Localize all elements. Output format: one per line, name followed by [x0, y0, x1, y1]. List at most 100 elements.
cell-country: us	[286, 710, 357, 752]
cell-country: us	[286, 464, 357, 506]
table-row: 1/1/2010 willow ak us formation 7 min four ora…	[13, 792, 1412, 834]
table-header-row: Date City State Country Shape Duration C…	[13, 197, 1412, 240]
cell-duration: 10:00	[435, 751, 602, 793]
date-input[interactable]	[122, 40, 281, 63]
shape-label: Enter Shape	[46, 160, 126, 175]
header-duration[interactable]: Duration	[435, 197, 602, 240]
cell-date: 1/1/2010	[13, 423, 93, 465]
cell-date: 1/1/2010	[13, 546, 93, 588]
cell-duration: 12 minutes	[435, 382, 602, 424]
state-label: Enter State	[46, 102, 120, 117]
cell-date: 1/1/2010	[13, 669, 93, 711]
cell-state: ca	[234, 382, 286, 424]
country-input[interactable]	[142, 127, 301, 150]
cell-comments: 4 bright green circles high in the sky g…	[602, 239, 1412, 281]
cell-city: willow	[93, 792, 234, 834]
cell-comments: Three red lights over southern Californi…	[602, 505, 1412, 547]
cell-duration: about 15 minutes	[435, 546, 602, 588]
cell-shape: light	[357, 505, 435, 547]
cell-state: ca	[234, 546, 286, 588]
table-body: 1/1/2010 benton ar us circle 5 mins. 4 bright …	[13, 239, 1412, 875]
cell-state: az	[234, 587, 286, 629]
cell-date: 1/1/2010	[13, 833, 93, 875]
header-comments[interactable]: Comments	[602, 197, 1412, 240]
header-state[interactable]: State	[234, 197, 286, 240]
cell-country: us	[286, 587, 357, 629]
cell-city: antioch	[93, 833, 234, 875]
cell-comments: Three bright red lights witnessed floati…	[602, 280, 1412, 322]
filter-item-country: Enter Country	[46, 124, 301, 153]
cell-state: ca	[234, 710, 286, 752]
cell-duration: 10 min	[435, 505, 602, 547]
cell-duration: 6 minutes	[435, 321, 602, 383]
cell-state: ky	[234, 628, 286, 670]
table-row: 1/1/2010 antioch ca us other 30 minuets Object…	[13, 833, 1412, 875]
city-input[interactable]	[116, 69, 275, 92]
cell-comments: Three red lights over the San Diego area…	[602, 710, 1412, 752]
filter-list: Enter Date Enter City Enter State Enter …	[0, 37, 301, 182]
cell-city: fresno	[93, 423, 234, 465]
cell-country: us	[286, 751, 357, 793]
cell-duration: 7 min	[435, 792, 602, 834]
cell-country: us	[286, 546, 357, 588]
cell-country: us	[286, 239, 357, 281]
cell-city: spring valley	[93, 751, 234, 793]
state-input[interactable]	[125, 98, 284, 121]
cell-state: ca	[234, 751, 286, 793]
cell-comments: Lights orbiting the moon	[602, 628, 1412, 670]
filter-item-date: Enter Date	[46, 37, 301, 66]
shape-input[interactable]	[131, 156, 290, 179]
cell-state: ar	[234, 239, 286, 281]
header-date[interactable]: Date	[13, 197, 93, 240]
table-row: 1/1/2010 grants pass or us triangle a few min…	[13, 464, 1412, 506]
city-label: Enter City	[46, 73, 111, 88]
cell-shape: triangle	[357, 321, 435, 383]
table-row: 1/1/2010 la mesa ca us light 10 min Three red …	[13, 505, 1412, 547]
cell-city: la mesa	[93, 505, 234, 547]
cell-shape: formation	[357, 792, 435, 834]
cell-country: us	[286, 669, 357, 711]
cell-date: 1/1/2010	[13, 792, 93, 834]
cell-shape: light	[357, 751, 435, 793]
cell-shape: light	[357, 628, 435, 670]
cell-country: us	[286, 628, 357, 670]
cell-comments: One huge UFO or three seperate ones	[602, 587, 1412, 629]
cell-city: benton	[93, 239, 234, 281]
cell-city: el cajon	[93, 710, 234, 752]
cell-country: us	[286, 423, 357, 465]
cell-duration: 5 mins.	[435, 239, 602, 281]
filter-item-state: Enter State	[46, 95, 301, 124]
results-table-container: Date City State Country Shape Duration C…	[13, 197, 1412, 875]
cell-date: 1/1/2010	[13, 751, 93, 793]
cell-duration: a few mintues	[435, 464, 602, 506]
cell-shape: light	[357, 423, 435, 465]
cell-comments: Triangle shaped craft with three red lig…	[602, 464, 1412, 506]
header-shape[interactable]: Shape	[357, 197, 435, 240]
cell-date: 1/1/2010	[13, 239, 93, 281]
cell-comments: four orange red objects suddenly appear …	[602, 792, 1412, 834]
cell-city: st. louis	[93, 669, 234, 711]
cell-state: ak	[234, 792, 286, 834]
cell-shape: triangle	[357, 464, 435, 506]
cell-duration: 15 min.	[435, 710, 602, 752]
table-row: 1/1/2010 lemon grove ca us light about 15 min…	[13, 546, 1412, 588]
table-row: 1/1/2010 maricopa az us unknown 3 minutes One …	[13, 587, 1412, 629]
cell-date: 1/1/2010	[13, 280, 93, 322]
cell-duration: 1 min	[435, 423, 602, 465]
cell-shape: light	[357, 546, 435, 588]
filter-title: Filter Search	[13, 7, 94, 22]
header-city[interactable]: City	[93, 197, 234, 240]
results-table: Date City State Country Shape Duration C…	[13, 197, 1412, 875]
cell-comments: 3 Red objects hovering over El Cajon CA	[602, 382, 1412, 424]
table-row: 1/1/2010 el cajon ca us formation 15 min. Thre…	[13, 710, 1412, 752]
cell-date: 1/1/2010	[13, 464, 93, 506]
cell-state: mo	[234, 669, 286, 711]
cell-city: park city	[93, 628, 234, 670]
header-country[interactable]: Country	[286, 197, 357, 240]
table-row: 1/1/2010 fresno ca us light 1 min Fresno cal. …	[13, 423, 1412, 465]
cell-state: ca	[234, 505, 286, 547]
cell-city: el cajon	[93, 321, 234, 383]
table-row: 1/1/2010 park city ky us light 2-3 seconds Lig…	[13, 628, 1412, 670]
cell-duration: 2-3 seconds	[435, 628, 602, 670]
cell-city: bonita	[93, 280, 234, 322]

-- YOUR OBJECTIVE --
Copy the listing word for word, from its first line through the line containing "382, 286, 424]".

-- RESPONSE BELOW --
Localize all elements. Output format: one per line, name followed by [x0, y0, x1, y1]. List at most 100 elements.
cell-country: us	[286, 710, 357, 752]
cell-country: us	[286, 464, 357, 506]
table-row: 1/1/2010 willow ak us formation 7 min four ora…	[13, 792, 1412, 834]
table-header-row: Date City State Country Shape Duration C…	[13, 197, 1412, 240]
cell-duration: 10:00	[435, 751, 602, 793]
date-input[interactable]	[122, 40, 281, 63]
shape-label: Enter Shape	[46, 160, 126, 175]
header-duration[interactable]: Duration	[435, 197, 602, 240]
cell-date: 1/1/2010	[13, 423, 93, 465]
cell-date: 1/1/2010	[13, 546, 93, 588]
cell-duration: 12 minutes	[435, 382, 602, 424]
state-label: Enter State	[46, 102, 120, 117]
cell-date: 1/1/2010	[13, 669, 93, 711]
cell-state: ca	[234, 382, 286, 424]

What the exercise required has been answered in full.